» **What is required**
Reproduce all the lines below exactly and omit the images.

-- begin Dataset --

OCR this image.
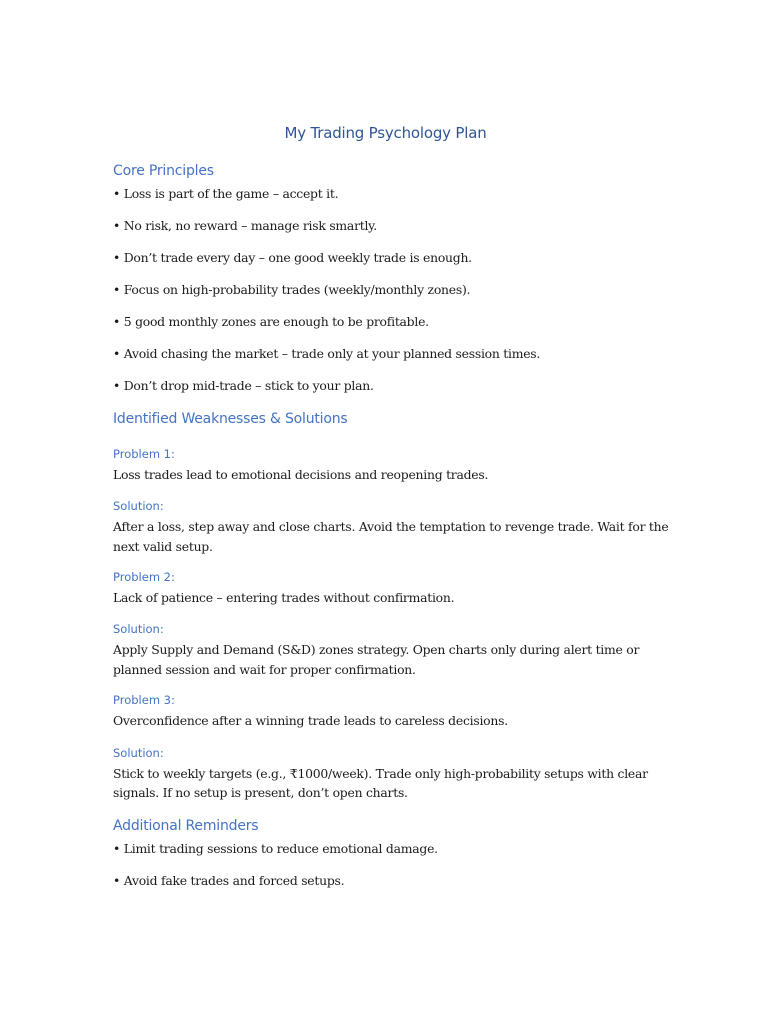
My Trading Psychology Plan
Core Principles
• Loss is part of the game – accept it.
• No risk, no reward – manage risk smartly.
• Don’t trade every day – one good weekly trade is enough.
• Focus on high-probability trades (weekly/monthly zones).
• 5 good monthly zones are enough to be profitable.
• Avoid chasing the market – trade only at your planned session times.
• Don’t drop mid-trade – stick to your plan.
Identified Weaknesses & Solutions
Problem 1:
Loss trades lead to emotional decisions and reopening trades.
Solution:
After a loss, step away and close charts. Avoid the temptation to revenge trade. Wait for the
next valid setup.
Problem 2:
Lack of patience – entering trades without confirmation.
Solution:
Apply Supply and Demand (S&D) zones strategy. Open charts only during alert time or
planned session and wait for proper confirmation.
Problem 3:
Overconfidence after a winning trade leads to careless decisions.
Solution:
Stick to weekly targets (e.g., ₹1000/week). Trade only high-probability setups with clear
signals. If no setup is present, don’t open charts.
Additional Reminders
• Limit trading sessions to reduce emotional damage.
• Avoid fake trades and forced setups.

-- end Dataset --

» **Exercise answer**
OCR this image.
My Trading Psychology Plan
Core Principles
• Loss is part of the game – accept it.
• No risk, no reward – manage risk smartly.
• Don’t trade every day – one good weekly trade is enough.
• Focus on high-probability trades (weekly/monthly zones).
• 5 good monthly zones are enough to be profitable.
• Avoid chasing the market – trade only at your planned session times.
• Don’t drop mid-trade – stick to your plan.
Identified Weaknesses & Solutions
Problem 1:
Loss trades lead to emotional decisions and reopening trades.
Solution:
After a loss, step away and close charts. Avoid the temptation to revenge trade. Wait for the
next valid setup.
Problem 2:
Lack of patience – entering trades without confirmation.
Solution:
Apply Supply and Demand (S&D) zones strategy. Open charts only during alert time or
planned session and wait for proper confirmation.
Problem 3:
Overconfidence after a winning trade leads to careless decisions.
Solution:
Stick to weekly targets (e.g., ₹1000/week). Trade only high-probability setups with clear
signals. If no setup is present, don’t open charts.
Additional Reminders
• Limit trading sessions to reduce emotional damage.
• Avoid fake trades and forced setups.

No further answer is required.